## Given exercise
Gather each line containing the string "Social" from these entries.

[Recorded data]
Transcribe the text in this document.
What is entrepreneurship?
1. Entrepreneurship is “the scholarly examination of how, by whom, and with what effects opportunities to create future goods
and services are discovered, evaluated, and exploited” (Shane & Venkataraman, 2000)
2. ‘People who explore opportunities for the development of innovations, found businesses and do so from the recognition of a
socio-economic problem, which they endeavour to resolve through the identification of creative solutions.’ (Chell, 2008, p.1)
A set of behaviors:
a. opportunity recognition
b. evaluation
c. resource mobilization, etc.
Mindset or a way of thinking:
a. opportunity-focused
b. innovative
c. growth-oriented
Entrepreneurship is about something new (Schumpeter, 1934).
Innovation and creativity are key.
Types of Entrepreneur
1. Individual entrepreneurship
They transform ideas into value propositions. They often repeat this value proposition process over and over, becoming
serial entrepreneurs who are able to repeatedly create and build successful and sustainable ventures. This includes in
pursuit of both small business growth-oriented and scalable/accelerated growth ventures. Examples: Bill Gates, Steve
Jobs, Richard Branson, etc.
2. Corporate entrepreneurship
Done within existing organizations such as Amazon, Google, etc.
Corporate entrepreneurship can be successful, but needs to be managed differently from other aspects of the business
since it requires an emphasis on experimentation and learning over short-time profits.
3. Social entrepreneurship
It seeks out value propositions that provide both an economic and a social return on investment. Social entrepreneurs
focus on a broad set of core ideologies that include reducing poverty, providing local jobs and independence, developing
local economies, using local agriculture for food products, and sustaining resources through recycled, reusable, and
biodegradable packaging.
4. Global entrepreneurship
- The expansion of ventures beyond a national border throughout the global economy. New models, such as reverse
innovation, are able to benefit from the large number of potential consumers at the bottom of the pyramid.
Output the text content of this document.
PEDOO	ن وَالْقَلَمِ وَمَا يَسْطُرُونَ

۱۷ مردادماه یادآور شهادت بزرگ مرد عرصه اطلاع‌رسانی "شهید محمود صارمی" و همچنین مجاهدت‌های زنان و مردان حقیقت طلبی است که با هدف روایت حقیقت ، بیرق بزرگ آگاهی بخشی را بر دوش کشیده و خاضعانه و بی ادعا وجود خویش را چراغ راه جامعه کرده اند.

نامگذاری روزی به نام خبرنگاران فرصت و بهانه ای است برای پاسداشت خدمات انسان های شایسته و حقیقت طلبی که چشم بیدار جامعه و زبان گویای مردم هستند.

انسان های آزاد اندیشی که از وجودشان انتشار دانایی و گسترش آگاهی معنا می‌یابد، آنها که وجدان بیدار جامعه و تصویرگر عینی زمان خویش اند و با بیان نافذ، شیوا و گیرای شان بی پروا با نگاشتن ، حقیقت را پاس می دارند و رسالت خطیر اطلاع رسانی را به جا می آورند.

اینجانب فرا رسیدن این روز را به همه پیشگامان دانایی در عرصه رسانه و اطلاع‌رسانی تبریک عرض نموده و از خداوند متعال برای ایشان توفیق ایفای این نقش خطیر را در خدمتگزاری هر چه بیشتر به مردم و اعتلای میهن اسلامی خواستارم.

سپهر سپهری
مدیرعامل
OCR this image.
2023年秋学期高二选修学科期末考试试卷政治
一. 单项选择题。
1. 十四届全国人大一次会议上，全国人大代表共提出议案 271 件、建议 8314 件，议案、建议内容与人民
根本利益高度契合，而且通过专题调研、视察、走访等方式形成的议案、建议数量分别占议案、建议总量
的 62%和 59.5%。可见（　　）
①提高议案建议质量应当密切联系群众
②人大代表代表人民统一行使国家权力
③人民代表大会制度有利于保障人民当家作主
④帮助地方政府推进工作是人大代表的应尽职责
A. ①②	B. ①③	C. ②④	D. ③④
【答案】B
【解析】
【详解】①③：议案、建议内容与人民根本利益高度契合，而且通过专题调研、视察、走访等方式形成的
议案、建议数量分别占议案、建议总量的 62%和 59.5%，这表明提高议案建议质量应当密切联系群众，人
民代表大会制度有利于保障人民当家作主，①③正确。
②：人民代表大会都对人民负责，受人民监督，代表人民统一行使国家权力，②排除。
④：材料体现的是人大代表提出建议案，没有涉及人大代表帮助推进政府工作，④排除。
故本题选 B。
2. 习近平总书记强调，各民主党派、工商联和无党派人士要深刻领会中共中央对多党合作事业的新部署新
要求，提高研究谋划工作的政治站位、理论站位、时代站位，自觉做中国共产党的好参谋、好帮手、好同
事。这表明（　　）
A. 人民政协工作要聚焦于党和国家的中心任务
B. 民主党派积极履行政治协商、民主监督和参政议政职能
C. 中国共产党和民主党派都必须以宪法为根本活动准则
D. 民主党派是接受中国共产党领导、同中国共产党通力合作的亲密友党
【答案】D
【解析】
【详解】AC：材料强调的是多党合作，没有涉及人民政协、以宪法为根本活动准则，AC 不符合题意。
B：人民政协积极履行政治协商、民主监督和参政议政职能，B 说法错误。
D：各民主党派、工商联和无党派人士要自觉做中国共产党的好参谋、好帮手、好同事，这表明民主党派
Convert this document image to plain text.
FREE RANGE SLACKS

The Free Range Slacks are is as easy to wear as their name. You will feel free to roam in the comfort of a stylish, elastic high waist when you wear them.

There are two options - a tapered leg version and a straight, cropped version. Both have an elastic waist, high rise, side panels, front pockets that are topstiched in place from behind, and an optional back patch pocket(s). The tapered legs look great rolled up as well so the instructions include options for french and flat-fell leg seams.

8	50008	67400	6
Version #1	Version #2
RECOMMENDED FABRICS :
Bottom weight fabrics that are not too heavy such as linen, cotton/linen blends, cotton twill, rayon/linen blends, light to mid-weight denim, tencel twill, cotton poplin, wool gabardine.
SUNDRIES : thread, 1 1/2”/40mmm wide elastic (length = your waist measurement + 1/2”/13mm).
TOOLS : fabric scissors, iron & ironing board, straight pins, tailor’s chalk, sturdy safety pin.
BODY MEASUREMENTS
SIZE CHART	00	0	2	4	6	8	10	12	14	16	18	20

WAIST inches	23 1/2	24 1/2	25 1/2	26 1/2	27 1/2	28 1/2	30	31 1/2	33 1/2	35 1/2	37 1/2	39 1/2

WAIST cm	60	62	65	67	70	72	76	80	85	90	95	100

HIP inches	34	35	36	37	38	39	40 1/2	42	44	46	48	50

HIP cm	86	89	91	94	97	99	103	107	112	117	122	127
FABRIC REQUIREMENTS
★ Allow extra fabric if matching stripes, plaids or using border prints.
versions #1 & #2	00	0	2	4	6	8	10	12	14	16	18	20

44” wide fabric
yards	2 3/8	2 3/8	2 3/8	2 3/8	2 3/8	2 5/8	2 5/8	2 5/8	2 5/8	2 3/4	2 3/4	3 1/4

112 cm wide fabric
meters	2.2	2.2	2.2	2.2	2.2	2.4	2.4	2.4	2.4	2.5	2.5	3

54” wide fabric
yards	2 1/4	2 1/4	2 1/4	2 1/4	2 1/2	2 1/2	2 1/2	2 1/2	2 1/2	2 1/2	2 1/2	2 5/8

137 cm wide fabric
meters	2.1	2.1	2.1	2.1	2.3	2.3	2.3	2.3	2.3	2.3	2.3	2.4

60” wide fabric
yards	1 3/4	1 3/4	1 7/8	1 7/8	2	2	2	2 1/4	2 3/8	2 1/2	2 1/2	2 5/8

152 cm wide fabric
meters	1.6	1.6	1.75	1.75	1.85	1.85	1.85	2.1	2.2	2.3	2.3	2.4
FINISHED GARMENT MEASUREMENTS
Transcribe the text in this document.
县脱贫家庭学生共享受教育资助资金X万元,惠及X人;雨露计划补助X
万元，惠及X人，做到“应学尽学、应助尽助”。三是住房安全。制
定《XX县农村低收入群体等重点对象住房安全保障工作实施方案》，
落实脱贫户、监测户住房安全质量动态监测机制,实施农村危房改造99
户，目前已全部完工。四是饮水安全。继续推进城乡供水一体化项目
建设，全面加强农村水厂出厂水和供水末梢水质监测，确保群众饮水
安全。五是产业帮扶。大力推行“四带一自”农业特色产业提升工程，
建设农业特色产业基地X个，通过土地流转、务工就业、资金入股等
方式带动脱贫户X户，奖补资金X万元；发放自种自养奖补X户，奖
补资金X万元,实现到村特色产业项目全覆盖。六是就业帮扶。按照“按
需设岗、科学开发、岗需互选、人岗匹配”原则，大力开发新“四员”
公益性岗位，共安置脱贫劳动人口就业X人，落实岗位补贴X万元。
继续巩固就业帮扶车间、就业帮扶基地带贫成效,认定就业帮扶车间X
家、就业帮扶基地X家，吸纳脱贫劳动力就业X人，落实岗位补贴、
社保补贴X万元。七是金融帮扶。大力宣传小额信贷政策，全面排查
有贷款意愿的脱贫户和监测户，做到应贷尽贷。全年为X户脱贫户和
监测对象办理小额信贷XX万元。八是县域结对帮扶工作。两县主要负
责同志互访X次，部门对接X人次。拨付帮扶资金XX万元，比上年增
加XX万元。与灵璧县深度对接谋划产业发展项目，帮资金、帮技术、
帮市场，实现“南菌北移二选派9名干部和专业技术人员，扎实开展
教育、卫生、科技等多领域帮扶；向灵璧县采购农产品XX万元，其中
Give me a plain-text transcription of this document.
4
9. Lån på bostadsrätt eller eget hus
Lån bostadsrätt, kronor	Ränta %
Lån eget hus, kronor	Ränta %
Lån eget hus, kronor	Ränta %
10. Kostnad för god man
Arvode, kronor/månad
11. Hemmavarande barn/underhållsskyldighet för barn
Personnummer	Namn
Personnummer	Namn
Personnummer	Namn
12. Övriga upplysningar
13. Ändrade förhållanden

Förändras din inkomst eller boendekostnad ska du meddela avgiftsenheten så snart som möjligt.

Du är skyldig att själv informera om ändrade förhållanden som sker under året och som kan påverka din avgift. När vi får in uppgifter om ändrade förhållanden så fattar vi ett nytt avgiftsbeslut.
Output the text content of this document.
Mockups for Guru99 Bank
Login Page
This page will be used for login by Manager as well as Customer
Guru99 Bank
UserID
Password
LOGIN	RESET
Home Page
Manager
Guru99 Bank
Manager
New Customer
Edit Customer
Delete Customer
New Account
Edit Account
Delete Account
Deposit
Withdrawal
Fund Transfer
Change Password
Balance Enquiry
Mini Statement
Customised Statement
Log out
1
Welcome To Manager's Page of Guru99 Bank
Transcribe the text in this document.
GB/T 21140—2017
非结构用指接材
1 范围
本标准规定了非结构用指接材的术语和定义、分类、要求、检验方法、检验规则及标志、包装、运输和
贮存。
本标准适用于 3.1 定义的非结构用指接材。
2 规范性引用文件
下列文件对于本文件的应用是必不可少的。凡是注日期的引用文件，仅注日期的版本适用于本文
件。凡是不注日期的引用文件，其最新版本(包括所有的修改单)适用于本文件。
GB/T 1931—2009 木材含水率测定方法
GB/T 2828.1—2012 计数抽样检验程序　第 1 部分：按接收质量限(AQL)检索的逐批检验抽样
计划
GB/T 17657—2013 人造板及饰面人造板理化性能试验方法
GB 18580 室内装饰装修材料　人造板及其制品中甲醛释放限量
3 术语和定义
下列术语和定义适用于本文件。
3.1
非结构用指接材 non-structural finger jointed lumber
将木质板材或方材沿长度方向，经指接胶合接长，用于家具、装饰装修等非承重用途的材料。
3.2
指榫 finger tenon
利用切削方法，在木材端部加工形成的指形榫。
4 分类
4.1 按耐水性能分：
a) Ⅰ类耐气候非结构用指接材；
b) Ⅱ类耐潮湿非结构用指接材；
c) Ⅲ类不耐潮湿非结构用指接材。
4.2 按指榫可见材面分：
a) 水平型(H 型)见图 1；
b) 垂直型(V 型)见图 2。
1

## Solved exercise
3. Social entrepreneurship
It seeks out value propositions that provide both an economic and a social return on investment. Social entrepreneurs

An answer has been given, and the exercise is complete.